• **EXCERPT PROVIDED**
═══

There is no meaingful direct implementation of a Collection. A Collection is an abstract idea of “a group of stuff”. However, it describes the basic set of behaviors that are shared by Set, List, Stack, Queue, and Deque. In this case, we are describing the abstract behavior (interface), not the concrete implementation (working code).

Set

Set implements all of the methods of Collection. However, a set adds a restriction: no duplicate members can be added to the set. This means that the add function returns false when someone attempts to add a duplicate item to the Set.

Set has two main implementations (there are more, but we use these two the most):

  • HashSet - set which is organized by a hash table
  • TreeSet - set which is organized by a balanced binary search tree

Because of polymorphism, we can write:

  • Set<String> words = new HashSet<>()
  • Set<Integer> numbers = new TreeSet<>()

Additionally, we can also write:

  • Collection<String> words = new HashSet<>()
  • Collection<Integer> numbers = new TreeSet<>()

This is because both HashSet and TreeSet implement Set, and Set in turn implements Collection.

So, we can say:

  • Every HashSet is a Set
  • Every Set is a Collection
  • Therefore, every HashSet is a Collection

The same of course is true with TreeSet.

But why is this useful?

Let’s imagine, for a second that we were implementing a list of valid words for Scrabble using a Set

public class ScrabbleWordSet {
    private TreeSet<E> legalWords;
    public ScrabbleWordSet(TreeSet<E> legalWords) { this.legalWords = legalWords; }
    
    public ScrabbleWordSet() { this(new TreeSet<>()); }
    
    public boolean addWord(String s) { return legalWords.add(word); }
    
    public boolean isLegalWord(String s) { return legalWords.contains(word); }
    
    public TreeSet<E> getLegalWords() { new TreeSet<>(legalWords); }
}

You used a TreeSet because you wanted getLegalWords() to return the set of words alphabetically. However, you are now finding that was a mistake. Your class is used far, far, more frequently for isLegalWord than it is for getLegalWords. In fact, the different is multiple orders of magnitude. As such, you speed up your program, you want to switch to the default Set type of legal words to HashSet.

═══

• **DATA TO USE**
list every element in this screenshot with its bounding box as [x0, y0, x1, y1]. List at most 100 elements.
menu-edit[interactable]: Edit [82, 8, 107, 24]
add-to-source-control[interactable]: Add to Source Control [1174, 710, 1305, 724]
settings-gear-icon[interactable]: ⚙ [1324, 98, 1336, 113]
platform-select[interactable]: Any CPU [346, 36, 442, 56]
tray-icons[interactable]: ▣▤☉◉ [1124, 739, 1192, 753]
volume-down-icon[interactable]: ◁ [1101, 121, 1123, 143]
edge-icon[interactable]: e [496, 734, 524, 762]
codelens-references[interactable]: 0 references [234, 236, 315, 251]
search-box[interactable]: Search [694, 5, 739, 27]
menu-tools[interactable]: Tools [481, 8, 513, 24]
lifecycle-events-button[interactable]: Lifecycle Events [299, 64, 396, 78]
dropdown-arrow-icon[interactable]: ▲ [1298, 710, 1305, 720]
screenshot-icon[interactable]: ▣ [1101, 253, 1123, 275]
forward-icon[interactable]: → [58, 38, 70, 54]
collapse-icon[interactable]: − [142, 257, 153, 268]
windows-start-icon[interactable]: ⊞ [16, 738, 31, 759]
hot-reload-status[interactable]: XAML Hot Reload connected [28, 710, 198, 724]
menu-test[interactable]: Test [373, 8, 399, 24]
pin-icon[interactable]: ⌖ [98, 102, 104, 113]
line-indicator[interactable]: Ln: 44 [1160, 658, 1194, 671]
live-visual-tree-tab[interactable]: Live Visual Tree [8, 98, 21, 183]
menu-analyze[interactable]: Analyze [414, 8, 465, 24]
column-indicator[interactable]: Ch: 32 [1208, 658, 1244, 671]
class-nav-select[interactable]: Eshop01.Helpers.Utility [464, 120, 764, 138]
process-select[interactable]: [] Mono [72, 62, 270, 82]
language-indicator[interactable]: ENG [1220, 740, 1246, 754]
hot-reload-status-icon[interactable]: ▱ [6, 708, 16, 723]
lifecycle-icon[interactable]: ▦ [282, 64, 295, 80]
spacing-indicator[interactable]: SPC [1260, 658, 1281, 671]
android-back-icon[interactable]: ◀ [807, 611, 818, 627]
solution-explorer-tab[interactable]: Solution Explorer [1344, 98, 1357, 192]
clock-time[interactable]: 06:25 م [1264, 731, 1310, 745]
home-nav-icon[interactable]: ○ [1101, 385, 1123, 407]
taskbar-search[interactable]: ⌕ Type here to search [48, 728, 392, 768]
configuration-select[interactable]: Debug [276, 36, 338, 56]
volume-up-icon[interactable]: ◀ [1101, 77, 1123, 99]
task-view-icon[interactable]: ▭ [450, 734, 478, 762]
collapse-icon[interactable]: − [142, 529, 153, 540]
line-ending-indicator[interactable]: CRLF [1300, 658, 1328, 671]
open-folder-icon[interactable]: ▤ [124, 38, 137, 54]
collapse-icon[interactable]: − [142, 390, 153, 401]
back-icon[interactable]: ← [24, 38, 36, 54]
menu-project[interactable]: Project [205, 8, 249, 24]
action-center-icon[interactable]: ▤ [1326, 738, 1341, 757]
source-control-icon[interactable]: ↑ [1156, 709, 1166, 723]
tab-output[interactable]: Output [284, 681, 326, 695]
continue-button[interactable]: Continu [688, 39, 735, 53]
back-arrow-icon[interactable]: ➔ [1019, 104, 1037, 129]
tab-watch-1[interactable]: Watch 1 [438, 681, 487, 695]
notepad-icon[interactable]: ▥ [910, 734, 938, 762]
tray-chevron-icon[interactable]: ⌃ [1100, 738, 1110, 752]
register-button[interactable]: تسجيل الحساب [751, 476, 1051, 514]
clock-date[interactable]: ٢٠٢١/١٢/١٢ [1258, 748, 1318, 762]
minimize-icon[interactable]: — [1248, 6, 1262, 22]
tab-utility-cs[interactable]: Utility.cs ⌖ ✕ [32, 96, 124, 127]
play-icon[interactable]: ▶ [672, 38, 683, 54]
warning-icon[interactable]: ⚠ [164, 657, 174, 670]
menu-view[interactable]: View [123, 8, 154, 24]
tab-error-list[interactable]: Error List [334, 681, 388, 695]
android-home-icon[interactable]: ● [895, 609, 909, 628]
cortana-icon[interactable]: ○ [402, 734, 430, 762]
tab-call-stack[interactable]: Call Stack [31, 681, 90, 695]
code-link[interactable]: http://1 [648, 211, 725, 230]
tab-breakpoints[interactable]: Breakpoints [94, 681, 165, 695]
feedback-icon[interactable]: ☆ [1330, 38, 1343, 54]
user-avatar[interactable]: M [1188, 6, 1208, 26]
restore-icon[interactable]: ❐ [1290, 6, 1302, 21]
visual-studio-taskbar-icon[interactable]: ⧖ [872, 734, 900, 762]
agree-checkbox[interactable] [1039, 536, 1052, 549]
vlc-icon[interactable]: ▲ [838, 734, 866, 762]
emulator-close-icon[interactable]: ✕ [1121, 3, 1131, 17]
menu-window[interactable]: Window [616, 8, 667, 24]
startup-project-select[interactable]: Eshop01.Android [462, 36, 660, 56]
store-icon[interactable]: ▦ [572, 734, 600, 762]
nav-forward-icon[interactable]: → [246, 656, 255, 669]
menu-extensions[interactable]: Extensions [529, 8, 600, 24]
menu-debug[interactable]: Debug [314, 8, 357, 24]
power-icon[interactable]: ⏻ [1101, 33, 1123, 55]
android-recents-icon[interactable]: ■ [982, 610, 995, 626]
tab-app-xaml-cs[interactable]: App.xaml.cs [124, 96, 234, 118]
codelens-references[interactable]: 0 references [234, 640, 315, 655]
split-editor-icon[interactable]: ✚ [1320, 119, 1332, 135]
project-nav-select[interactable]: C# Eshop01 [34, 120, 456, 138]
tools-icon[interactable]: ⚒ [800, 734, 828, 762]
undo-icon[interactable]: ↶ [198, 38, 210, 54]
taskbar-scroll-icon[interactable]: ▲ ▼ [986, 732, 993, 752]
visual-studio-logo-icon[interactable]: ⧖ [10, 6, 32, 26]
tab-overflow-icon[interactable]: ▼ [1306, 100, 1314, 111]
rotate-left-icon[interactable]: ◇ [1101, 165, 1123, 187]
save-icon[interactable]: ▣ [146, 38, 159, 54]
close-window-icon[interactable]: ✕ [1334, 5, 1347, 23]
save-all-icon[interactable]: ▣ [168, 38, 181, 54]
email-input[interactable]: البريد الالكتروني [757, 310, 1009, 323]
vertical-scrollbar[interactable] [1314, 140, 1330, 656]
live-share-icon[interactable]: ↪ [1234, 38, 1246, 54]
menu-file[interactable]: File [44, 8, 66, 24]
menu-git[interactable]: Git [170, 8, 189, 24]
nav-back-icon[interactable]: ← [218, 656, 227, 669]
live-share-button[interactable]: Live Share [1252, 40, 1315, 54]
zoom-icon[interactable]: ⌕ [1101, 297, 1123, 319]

═══

• **SET PROBLEM 1**
In the excerpt on sets and collections, why can the line "Collection<String> words = new HashSet<>()" be written?
• **SET PROBLEM 2**
Could you rewrite the records from their first line up to and including the line with "settings-gear-icon[interactable]: ⚙ [1324, 98, 1336, 113]", changing "Source Control" to "Version Control"?

• **COMPLETE ANSWER 1**
It works because HashSet implements Set, and Set in turn implements Collection. So every HashSet is a Set, every Set is a Collection, and therefore every HashSet is a Collection.

• **COMPLETE ANSWER 2**
list every element in this screenshot with its bounding box as [x0, y0, x1, y1]. List at most 100 elements.
menu-edit[interactable]: Edit [82, 8, 107, 24]
add-to-source-control[interactable]: Add to Version Control [1174, 710, 1305, 724]
settings-gear-icon[interactable]: ⚙ [1324, 98, 1336, 113]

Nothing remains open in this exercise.